-------- Provided records

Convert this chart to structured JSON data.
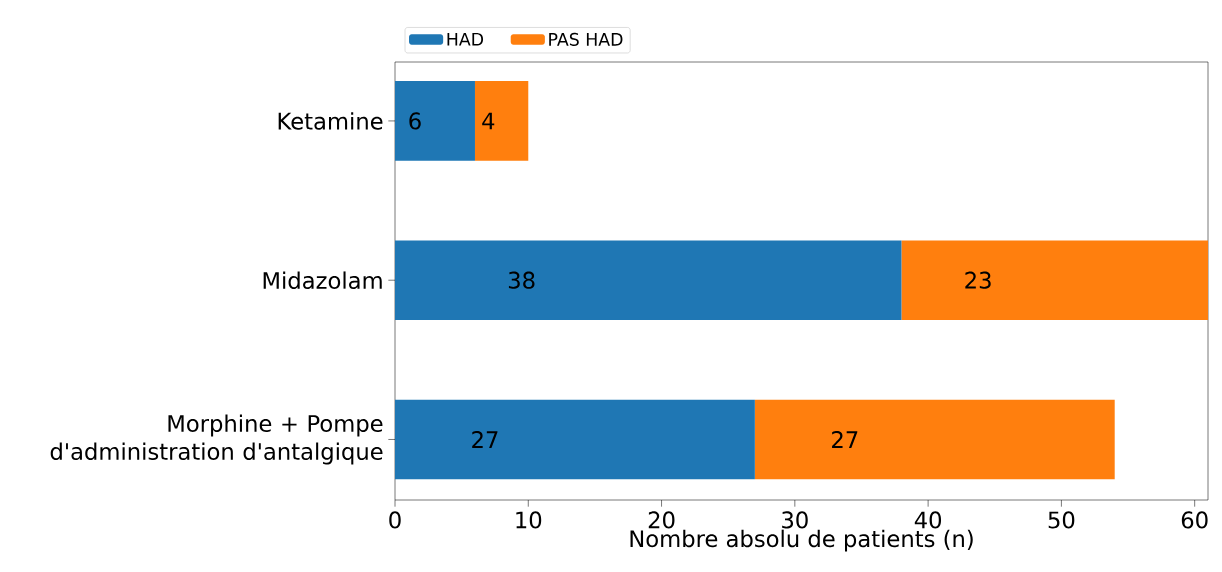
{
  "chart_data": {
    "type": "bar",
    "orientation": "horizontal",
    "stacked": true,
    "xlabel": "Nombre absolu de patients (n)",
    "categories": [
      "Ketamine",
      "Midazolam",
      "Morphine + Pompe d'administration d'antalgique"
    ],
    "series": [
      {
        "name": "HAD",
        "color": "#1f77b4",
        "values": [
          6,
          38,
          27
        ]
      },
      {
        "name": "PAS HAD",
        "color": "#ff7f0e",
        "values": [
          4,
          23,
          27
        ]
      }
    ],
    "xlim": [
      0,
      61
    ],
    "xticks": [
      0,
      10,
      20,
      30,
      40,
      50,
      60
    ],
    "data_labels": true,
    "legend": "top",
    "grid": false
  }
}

----------------
-------- Provided records

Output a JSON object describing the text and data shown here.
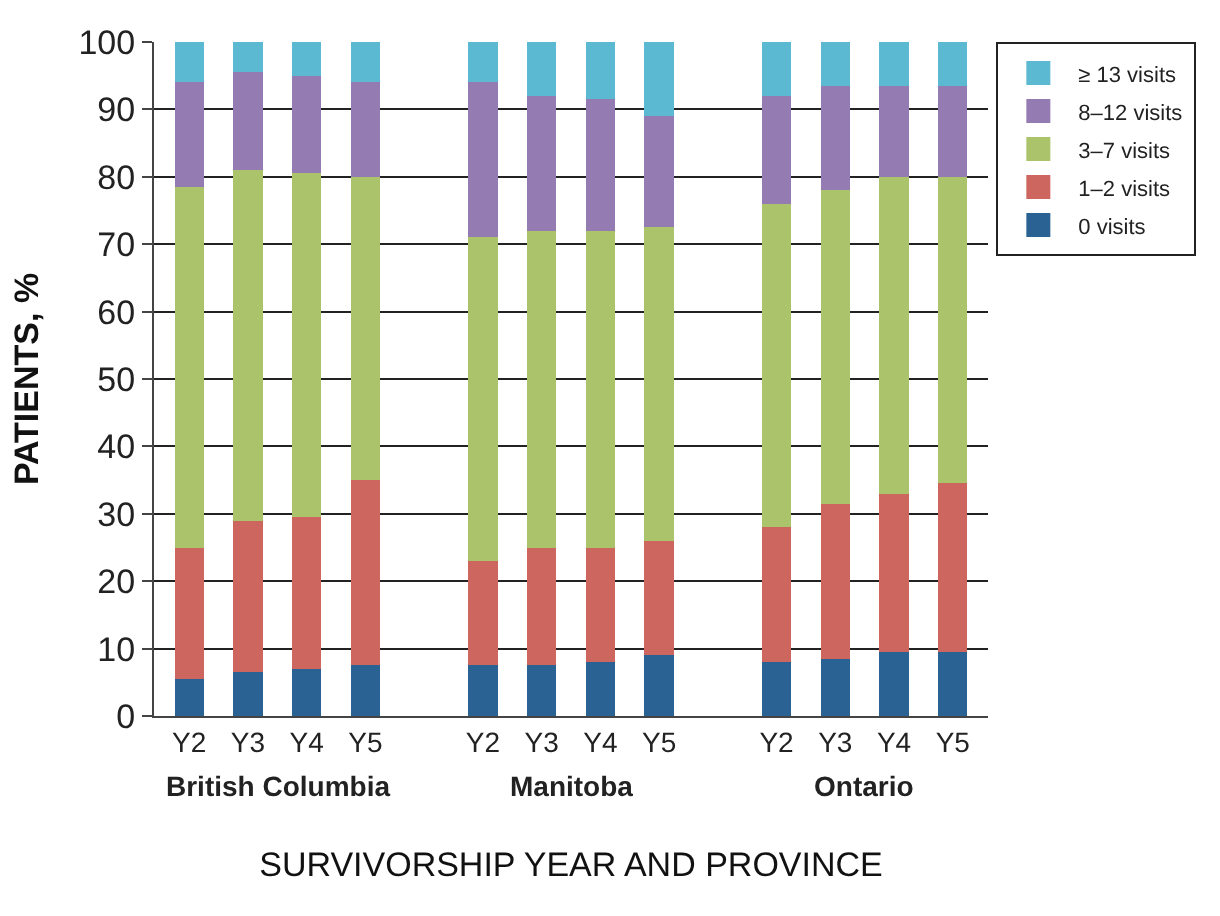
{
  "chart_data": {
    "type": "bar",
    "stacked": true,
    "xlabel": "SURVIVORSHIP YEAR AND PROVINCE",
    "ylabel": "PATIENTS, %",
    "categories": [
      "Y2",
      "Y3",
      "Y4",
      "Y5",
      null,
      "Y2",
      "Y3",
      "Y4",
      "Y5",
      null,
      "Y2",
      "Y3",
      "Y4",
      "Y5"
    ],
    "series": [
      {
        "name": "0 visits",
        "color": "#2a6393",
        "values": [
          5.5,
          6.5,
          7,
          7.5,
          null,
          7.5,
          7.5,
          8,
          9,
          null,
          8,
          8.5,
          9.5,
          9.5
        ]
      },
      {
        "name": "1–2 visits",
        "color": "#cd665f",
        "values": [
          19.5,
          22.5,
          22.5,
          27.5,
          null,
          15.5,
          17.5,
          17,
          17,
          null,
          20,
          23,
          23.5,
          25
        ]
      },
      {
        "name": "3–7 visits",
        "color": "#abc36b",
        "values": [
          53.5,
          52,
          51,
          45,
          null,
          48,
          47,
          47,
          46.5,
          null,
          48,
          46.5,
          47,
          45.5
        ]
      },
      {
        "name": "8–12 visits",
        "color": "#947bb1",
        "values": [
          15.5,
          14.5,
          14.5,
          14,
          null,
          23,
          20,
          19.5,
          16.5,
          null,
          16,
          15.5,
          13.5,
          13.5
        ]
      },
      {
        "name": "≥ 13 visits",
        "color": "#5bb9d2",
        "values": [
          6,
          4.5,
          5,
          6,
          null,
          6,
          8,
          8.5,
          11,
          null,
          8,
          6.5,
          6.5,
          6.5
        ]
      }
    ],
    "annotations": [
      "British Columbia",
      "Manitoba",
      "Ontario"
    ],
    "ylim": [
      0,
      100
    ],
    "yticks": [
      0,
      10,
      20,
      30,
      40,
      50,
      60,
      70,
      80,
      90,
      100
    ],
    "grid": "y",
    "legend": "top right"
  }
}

----------------

# Exercise prompt
Go through the listing above and copy each line in which the string "xlabel" is found.

# Solution to this exercise
    "xlabel": "Nombre absolu de patients (n)",
    "xlabel": "SURVIVORSHIP YEAR AND PROVINCE",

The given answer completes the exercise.